Begin DATASET ENTRIES

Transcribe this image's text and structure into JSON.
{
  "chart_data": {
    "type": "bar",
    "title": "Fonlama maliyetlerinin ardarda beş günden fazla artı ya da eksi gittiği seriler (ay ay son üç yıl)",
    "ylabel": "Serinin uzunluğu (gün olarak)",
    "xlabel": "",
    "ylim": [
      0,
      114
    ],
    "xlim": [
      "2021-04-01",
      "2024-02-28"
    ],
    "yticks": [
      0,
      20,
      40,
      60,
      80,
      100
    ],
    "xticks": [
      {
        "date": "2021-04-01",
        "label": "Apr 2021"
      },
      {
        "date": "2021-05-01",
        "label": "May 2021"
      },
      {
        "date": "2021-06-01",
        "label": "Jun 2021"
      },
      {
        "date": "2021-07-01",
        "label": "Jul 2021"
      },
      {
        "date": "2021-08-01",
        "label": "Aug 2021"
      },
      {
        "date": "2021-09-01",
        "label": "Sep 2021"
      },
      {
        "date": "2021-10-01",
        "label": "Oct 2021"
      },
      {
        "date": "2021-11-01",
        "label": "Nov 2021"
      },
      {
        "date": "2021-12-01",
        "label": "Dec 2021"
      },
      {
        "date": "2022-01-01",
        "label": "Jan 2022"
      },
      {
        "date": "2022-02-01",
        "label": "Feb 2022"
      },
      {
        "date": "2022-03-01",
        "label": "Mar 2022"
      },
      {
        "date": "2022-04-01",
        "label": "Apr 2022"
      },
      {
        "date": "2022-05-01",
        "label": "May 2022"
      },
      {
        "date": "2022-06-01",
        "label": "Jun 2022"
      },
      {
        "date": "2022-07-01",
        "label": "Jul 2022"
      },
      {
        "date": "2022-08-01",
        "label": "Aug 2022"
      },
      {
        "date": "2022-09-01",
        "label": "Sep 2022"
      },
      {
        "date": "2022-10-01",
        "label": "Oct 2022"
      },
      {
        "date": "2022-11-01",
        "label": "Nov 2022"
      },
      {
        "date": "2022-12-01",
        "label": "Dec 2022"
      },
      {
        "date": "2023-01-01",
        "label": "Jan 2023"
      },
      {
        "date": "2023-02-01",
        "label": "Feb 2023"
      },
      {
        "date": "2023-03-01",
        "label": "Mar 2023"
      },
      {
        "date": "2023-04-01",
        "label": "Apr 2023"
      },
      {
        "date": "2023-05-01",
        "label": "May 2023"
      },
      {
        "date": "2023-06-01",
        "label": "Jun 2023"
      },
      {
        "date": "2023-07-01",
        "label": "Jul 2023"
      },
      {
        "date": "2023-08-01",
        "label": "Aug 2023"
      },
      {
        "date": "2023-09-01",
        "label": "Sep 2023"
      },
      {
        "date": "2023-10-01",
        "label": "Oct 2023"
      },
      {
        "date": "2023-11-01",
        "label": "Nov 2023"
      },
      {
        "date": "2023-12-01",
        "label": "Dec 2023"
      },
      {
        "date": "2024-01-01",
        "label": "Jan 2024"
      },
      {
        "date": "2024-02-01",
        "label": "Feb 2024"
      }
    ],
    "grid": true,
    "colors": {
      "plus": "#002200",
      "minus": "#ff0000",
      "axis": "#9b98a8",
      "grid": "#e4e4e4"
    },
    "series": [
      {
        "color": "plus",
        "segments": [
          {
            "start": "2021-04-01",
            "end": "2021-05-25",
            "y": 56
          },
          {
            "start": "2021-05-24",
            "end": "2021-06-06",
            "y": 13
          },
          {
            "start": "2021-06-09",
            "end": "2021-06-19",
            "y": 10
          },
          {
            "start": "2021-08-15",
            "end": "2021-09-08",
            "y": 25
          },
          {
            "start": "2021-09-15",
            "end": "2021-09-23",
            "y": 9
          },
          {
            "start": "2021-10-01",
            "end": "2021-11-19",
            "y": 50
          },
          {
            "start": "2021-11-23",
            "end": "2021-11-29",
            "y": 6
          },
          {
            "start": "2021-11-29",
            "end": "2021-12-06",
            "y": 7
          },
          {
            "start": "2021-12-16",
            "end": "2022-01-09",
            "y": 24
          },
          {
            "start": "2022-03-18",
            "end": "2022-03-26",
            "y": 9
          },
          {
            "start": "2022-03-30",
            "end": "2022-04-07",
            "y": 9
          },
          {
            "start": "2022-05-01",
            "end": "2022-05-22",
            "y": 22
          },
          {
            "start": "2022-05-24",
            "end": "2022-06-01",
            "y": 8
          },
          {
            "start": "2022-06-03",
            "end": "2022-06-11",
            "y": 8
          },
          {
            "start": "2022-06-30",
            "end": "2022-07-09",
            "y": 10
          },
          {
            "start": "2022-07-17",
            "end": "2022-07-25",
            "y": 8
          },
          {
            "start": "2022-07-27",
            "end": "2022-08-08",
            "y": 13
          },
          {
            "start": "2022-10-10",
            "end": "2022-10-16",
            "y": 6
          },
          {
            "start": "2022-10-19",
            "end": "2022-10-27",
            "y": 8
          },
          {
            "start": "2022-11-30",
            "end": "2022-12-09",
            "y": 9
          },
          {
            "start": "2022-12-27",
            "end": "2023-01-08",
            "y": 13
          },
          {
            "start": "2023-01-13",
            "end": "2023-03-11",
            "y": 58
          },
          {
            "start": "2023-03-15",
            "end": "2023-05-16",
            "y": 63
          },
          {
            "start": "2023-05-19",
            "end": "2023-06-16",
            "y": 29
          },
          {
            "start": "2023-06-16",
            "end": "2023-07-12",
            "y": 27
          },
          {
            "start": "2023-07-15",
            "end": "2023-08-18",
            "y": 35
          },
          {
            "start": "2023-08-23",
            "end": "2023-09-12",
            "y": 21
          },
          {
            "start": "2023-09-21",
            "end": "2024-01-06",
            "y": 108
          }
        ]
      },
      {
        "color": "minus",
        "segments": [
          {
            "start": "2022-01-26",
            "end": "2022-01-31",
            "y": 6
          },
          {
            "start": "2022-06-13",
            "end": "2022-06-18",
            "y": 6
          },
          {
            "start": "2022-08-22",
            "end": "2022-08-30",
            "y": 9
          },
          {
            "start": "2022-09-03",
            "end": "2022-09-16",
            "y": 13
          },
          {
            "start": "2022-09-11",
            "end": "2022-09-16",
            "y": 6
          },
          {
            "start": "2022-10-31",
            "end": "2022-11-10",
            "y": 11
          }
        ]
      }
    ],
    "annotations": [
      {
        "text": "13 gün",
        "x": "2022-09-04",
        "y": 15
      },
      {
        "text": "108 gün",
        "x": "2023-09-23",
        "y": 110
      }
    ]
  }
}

End DATASET ENTRIES

| GIVEN TASK |
Search the lines for "text". Copy each line that has it.

| ANSWER TO THIS EXERCISE |
Transcribe this image's text and structure into JSON.
        "text": "13 gün",
        "text": "108 gün",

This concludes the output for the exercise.